_TASK PROMPT:_ All of the records below must be output exactly, with no pictures carried over.

Recorded data:
* * *

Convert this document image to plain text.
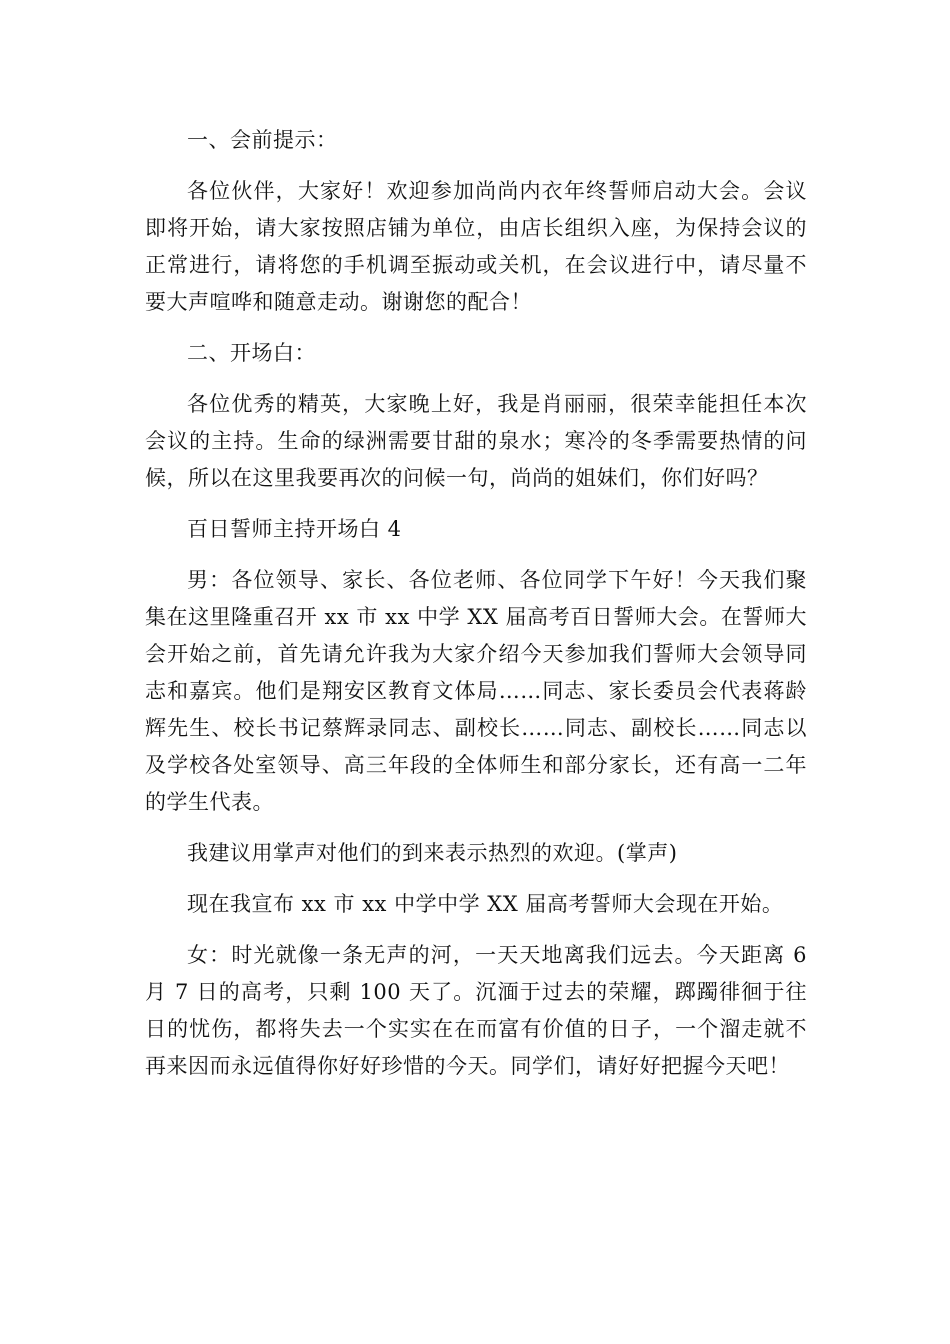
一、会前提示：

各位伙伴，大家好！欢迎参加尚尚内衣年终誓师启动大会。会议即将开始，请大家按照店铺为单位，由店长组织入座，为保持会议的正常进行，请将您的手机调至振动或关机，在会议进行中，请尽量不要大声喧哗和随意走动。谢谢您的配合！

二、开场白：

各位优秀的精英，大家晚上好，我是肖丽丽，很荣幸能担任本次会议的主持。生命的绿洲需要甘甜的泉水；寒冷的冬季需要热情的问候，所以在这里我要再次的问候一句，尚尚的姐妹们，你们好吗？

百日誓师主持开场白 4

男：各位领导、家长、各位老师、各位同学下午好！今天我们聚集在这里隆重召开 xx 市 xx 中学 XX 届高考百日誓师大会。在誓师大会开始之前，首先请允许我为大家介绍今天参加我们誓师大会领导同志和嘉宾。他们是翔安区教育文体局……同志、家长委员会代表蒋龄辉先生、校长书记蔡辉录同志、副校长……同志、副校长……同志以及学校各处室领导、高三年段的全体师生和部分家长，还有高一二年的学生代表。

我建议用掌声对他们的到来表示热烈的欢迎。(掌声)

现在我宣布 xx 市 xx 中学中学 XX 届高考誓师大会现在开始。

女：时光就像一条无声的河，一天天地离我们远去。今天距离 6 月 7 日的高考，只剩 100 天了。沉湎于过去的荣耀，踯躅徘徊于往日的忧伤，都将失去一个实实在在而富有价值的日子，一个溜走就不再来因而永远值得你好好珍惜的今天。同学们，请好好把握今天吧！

* * *

_TASK SOLUTION:_
Convert this document image to plain text.
一、会前提示：

各位伙伴，大家好！欢迎参加尚尚内衣年终誓师启动大会。会议即将开始，请大家按照店铺为单位，由店长组织入座，为保持会议的正常进行，请将您的手机调至振动或关机，在会议进行中，请尽量不要大声喧哗和随意走动。谢谢您的配合！

二、开场白：

各位优秀的精英，大家晚上好，我是肖丽丽，很荣幸能担任本次会议的主持。生命的绿洲需要甘甜的泉水；寒冷的冬季需要热情的问候，所以在这里我要再次的问候一句，尚尚的姐妹们，你们好吗？

百日誓师主持开场白 4

男：各位领导、家长、各位老师、各位同学下午好！今天我们聚集在这里隆重召开 xx 市 xx 中学 XX 届高考百日誓师大会。在誓师大会开始之前，首先请允许我为大家介绍今天参加我们誓师大会领导同志和嘉宾。他们是翔安区教育文体局……同志、家长委员会代表蒋龄辉先生、校长书记蔡辉录同志、副校长……同志、副校长……同志以及学校各处室领导、高三年段的全体师生和部分家长，还有高一二年的学生代表。

我建议用掌声对他们的到来表示热烈的欢迎。(掌声)

现在我宣布 xx 市 xx 中学中学 XX 届高考誓师大会现在开始。

女：时光就像一条无声的河，一天天地离我们远去。今天距离 6 月 7 日的高考，只剩 100 天了。沉湎于过去的荣耀，踯躅徘徊于往日的忧伤，都将失去一个实实在在而富有价值的日子，一个溜走就不再来因而永远值得你好好珍惜的今天。同学们，请好好把握今天吧！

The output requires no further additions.